#### Given data:
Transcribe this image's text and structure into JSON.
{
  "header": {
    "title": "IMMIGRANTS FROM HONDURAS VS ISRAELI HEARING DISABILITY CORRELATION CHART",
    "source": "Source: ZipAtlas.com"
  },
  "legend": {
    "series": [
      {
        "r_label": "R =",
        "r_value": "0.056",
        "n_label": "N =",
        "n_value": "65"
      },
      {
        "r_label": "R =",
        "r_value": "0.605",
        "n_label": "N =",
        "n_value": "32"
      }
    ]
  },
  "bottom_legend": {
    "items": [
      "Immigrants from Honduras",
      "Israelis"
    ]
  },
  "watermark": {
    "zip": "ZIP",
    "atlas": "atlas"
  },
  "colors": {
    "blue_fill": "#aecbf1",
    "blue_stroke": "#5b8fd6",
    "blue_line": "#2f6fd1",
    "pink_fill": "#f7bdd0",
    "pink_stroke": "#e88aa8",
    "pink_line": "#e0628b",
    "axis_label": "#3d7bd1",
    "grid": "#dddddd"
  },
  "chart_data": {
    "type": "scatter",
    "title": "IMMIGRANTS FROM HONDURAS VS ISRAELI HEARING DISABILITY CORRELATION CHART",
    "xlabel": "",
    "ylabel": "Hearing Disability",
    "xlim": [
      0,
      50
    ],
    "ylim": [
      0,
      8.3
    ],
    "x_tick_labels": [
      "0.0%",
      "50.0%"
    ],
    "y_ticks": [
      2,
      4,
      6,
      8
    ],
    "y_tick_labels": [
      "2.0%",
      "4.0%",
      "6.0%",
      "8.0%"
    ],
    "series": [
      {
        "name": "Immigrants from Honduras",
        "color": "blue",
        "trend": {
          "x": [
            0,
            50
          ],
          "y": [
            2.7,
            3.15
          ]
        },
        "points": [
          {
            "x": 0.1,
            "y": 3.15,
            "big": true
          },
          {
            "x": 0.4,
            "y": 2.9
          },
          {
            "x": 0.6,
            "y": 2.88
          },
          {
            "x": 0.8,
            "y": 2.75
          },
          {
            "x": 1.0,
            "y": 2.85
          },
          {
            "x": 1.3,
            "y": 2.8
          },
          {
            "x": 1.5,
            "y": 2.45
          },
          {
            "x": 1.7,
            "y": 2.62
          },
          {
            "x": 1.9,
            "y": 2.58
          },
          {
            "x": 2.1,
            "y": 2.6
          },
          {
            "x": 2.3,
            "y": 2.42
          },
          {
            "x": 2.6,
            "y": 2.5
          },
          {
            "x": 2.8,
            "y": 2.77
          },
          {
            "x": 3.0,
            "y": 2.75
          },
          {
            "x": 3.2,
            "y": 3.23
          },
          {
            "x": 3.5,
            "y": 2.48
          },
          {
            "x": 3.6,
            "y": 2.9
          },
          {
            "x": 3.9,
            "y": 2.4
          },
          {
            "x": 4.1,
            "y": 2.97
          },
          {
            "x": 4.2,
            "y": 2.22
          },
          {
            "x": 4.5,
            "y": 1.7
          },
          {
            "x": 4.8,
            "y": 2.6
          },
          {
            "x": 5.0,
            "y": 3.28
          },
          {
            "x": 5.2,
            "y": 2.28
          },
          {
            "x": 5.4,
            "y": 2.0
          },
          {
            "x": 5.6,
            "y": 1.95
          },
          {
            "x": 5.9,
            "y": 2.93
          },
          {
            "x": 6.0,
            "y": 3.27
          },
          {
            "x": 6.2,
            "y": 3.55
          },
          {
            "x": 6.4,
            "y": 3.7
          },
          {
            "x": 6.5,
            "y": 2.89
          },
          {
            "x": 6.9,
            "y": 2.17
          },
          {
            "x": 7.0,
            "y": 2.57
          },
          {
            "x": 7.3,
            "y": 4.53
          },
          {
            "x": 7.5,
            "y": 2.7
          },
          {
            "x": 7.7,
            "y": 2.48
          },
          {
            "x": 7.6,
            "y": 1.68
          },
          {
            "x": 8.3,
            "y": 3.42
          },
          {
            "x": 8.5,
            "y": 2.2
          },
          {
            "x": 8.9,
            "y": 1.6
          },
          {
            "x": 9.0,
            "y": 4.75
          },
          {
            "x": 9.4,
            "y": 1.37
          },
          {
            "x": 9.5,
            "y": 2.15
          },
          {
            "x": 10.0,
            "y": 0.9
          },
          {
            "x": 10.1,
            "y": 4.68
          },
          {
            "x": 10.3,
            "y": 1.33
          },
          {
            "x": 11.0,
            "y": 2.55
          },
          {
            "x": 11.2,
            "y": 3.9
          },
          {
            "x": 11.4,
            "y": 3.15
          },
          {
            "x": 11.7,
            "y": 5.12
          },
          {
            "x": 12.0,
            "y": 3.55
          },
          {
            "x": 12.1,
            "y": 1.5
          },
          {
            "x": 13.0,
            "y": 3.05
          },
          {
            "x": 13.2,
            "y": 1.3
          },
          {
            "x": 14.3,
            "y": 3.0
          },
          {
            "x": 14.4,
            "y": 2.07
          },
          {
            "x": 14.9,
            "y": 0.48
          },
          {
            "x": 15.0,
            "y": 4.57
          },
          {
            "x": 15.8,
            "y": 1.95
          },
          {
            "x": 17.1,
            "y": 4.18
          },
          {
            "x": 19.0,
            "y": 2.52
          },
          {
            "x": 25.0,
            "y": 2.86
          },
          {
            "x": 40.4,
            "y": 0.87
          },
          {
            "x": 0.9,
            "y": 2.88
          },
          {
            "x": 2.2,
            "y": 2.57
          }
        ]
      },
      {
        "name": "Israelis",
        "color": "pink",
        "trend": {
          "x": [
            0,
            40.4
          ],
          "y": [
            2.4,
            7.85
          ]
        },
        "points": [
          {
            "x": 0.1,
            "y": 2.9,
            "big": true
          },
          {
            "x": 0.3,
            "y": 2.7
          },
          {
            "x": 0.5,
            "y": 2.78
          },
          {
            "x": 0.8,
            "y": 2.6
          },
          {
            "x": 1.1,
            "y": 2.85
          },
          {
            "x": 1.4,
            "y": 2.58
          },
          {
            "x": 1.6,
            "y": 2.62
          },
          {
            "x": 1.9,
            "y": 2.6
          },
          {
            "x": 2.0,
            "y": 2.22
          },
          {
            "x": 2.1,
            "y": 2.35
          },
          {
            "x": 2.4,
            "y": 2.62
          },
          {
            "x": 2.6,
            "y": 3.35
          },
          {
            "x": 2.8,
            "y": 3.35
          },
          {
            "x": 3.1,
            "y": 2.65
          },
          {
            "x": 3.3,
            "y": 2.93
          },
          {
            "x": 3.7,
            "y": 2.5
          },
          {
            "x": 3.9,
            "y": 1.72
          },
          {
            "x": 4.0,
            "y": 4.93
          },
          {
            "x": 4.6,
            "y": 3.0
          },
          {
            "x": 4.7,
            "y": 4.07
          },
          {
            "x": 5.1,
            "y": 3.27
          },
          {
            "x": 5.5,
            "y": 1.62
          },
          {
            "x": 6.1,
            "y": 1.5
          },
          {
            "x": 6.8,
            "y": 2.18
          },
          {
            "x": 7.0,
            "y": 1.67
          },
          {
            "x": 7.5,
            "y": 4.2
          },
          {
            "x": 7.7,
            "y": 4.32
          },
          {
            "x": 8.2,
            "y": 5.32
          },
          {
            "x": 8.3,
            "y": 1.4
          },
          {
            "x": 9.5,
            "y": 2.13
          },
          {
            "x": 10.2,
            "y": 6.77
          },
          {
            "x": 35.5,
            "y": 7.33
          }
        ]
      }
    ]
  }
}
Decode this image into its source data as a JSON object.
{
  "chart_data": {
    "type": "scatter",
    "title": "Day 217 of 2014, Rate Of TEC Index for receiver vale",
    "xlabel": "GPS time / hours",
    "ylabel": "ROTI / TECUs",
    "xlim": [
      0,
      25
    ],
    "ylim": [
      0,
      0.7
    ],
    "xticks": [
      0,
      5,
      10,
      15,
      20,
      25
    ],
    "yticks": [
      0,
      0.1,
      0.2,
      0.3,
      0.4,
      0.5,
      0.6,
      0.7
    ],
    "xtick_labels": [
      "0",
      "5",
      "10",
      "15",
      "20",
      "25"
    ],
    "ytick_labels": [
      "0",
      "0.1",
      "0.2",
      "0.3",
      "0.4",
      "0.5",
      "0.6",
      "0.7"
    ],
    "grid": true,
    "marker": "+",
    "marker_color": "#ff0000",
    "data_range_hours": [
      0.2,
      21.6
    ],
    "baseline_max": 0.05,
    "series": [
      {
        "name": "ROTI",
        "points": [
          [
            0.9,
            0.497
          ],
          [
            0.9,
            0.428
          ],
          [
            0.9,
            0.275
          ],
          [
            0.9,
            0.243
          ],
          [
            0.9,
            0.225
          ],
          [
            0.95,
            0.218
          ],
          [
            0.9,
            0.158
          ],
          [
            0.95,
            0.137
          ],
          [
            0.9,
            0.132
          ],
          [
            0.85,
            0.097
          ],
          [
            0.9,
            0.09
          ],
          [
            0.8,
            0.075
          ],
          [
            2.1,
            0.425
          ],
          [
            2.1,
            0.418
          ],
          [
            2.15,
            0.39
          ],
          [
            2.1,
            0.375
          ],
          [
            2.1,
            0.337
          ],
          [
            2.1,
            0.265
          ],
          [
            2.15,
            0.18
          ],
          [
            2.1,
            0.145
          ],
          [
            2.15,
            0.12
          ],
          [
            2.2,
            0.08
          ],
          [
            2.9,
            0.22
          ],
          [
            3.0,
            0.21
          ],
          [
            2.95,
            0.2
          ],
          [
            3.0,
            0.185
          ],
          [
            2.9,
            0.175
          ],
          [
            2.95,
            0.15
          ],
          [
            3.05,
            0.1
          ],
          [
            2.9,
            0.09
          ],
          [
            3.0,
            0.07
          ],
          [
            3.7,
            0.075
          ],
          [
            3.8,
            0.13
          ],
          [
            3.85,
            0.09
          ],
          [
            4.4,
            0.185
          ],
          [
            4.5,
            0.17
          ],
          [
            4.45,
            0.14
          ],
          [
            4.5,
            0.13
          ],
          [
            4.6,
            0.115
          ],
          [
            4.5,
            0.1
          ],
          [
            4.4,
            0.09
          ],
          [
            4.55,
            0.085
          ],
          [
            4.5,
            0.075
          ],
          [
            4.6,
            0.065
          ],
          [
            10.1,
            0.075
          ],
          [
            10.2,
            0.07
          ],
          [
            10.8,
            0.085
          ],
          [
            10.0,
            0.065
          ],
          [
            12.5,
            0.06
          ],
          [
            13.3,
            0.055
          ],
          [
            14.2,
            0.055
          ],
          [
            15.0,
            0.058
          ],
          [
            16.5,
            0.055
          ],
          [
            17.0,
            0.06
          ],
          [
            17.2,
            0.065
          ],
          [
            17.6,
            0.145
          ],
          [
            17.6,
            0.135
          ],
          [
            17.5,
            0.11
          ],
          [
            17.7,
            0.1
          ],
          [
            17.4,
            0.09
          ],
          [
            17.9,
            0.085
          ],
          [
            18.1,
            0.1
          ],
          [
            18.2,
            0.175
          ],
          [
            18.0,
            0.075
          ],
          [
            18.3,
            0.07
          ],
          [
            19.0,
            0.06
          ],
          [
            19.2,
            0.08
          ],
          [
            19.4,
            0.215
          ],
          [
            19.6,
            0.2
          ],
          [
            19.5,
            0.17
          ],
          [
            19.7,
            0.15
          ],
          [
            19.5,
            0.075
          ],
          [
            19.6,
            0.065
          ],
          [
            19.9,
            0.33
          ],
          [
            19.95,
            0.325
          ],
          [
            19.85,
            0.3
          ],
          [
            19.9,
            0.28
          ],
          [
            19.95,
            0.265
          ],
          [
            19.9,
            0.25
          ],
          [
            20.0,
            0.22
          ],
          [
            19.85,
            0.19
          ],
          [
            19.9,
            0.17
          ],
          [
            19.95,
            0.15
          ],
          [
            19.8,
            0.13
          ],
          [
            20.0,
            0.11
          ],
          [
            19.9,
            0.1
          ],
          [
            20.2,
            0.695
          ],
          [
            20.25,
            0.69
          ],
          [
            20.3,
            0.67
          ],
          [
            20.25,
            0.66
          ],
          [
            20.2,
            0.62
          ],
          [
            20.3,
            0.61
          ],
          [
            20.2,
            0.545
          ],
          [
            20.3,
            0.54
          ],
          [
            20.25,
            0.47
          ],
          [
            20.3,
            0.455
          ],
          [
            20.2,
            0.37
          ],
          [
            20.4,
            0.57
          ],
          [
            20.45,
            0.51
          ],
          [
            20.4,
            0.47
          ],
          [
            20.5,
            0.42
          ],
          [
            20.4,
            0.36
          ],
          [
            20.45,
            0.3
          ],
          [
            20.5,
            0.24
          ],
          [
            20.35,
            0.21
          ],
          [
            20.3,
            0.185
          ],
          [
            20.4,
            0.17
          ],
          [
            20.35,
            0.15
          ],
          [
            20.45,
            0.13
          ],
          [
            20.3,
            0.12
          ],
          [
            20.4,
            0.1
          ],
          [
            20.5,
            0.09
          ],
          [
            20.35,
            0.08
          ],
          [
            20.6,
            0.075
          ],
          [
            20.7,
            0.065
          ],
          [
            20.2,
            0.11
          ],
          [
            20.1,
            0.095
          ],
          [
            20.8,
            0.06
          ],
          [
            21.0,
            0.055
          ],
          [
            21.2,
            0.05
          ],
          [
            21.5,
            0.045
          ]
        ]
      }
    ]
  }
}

#### Objective:
Reply with nothing except the number of lines in the listing above that include "image".

#### Result of the task:
2